Excerpt from a dataset:
^^^^^^^^^^^^^^^^

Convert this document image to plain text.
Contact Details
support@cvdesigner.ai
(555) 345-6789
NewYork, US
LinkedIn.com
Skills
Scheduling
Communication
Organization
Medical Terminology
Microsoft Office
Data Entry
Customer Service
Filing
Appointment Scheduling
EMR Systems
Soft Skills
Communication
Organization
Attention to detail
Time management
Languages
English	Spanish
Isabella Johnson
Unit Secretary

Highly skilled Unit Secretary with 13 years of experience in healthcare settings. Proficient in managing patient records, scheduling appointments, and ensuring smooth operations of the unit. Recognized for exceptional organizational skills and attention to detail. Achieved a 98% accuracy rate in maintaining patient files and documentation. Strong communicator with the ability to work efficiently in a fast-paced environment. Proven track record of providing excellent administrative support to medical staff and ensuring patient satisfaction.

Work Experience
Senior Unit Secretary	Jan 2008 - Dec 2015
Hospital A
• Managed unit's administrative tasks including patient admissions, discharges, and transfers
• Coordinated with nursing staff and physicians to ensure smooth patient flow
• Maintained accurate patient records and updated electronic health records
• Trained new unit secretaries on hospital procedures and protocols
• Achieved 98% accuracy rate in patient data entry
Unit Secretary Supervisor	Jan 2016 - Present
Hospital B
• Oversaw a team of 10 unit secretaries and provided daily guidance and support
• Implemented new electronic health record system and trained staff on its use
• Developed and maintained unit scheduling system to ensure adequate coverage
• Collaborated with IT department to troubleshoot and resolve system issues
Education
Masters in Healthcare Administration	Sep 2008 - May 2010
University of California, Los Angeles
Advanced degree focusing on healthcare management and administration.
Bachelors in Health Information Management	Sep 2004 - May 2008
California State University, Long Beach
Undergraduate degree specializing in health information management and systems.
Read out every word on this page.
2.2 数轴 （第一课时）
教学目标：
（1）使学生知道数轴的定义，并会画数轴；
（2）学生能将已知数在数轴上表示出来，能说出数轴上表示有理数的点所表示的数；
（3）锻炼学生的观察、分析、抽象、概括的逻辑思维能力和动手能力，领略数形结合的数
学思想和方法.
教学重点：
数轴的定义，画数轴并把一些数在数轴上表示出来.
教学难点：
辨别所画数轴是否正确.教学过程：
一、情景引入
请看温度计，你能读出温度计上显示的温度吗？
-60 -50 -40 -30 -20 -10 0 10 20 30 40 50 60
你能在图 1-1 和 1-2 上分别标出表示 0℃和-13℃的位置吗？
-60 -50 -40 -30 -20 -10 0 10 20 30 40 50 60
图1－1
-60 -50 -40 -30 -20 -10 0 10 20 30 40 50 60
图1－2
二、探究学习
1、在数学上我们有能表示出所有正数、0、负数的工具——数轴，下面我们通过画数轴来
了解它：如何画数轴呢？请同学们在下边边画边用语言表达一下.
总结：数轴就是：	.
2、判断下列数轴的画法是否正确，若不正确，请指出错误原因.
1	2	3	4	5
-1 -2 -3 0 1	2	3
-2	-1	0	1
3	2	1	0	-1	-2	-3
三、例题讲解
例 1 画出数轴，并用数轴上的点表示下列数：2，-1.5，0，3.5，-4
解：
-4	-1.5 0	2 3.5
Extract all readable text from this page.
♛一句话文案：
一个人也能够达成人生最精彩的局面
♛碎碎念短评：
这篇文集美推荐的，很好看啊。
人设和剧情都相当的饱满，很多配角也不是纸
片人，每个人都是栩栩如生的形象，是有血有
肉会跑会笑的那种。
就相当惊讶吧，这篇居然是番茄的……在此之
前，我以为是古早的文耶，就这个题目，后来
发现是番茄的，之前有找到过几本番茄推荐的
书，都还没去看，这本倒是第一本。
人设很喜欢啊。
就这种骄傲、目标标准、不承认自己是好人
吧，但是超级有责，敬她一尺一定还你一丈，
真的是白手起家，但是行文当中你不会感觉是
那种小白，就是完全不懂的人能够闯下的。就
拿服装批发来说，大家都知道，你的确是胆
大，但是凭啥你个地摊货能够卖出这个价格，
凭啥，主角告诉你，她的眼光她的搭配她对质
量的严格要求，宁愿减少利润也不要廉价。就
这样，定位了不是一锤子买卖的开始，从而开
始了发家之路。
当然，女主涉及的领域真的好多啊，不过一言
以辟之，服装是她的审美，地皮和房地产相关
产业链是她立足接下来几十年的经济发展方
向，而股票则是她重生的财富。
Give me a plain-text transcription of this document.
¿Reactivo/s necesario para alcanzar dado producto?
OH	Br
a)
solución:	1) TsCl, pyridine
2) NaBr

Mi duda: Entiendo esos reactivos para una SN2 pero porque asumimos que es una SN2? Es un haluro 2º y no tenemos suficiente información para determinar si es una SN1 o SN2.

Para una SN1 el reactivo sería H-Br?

^^^^^^^^^^^^^^^^

TASK TO COMPLETE:
Print the listing above in full, exactly as it is.

RESULT BELOW:
Convert this document image to plain text.
Contact Details
support@cvdesigner.ai
(555) 345-6789
NewYork, US
LinkedIn.com
Skills
Scheduling
Communication
Organization
Medical Terminology
Microsoft Office
Data Entry
Customer Service
Filing
Appointment Scheduling
EMR Systems
Soft Skills
Communication
Organization
Attention to detail
Time management
Languages
English	Spanish
Isabella Johnson
Unit Secretary

Highly skilled Unit Secretary with 13 years of experience in healthcare settings. Proficient in managing patient records, scheduling appointments, and ensuring smooth operations of the unit. Recognized for exceptional organizational skills and attention to detail. Achieved a 98% accuracy rate in maintaining patient files and documentation. Strong communicator with the ability to work efficiently in a fast-paced environment. Proven track record of providing excellent administrative support to medical staff and ensuring patient satisfaction.

Work Experience
Senior Unit Secretary	Jan 2008 - Dec 2015
Hospital A
• Managed unit's administrative tasks including patient admissions, discharges, and transfers
• Coordinated with nursing staff and physicians to ensure smooth patient flow
• Maintained accurate patient records and updated electronic health records
• Trained new unit secretaries on hospital procedures and protocols
• Achieved 98% accuracy rate in patient data entry
Unit Secretary Supervisor	Jan 2016 - Present
Hospital B
• Oversaw a team of 10 unit secretaries and provided daily guidance and support
• Implemented new electronic health record system and trained staff on its use
• Developed and maintained unit scheduling system to ensure adequate coverage
• Collaborated with IT department to troubleshoot and resolve system issues
Education
Masters in Healthcare Administration	Sep 2008 - May 2010
University of California, Los Angeles
Advanced degree focusing on healthcare management and administration.
Bachelors in Health Information Management	Sep 2004 - May 2008
California State University, Long Beach
Undergraduate degree specializing in health information management and systems.
Read out every word on this page.
2.2 数轴 （第一课时）
教学目标：
（1）使学生知道数轴的定义，并会画数轴；
（2）学生能将已知数在数轴上表示出来，能说出数轴上表示有理数的点所表示的数；
（3）锻炼学生的观察、分析、抽象、概括的逻辑思维能力和动手能力，领略数形结合的数
学思想和方法.
教学重点：
数轴的定义，画数轴并把一些数在数轴上表示出来.
教学难点：
辨别所画数轴是否正确.教学过程：
一、情景引入
请看温度计，你能读出温度计上显示的温度吗？
-60 -50 -40 -30 -20 -10 0 10 20 30 40 50 60
你能在图 1-1 和 1-2 上分别标出表示 0℃和-13℃的位置吗？
-60 -50 -40 -30 -20 -10 0 10 20 30 40 50 60
图1－1
-60 -50 -40 -30 -20 -10 0 10 20 30 40 50 60
图1－2
二、探究学习
1、在数学上我们有能表示出所有正数、0、负数的工具——数轴，下面我们通过画数轴来
了解它：如何画数轴呢？请同学们在下边边画边用语言表达一下.
总结：数轴就是：	.
2、判断下列数轴的画法是否正确，若不正确，请指出错误原因.
1	2	3	4	5
-1 -2 -3 0 1	2	3
-2	-1	0	1
3	2	1	0	-1	-2	-3
三、例题讲解
例 1 画出数轴，并用数轴上的点表示下列数：2，-1.5，0，3.5，-4
解：
-4	-1.5 0	2 3.5
Extract all readable text from this page.
♛一句话文案：
一个人也能够达成人生最精彩的局面
♛碎碎念短评：
这篇文集美推荐的，很好看啊。
人设和剧情都相当的饱满，很多配角也不是纸
片人，每个人都是栩栩如生的形象，是有血有
肉会跑会笑的那种。
就相当惊讶吧，这篇居然是番茄的……在此之
前，我以为是古早的文耶，就这个题目，后来
发现是番茄的，之前有找到过几本番茄推荐的
书，都还没去看，这本倒是第一本。
人设很喜欢啊。
就这种骄傲、目标标准、不承认自己是好人
吧，但是超级有责，敬她一尺一定还你一丈，
真的是白手起家，但是行文当中你不会感觉是
那种小白，就是完全不懂的人能够闯下的。就
拿服装批发来说，大家都知道，你的确是胆
大，但是凭啥你个地摊货能够卖出这个价格，
凭啥，主角告诉你，她的眼光她的搭配她对质
量的严格要求，宁愿减少利润也不要廉价。就
这样，定位了不是一锤子买卖的开始，从而开
始了发家之路。
当然，女主涉及的领域真的好多啊，不过一言
以辟之，服装是她的审美，地皮和房地产相关
产业链是她立足接下来几十年的经济发展方
向，而股票则是她重生的财富。
Give me a plain-text transcription of this document.
¿Reactivo/s necesario para alcanzar dado producto?
OH	Br
a)
solución:	1) TsCl, pyridine
2) NaBr

Mi duda: Entiendo esos reactivos para una SN2 pero porque asumimos que es una SN2? Es un haluro 2º y no tenemos suficiente información para determinar si es una SN1 o SN2.

Para una SN1 el reactivo sería H-Br?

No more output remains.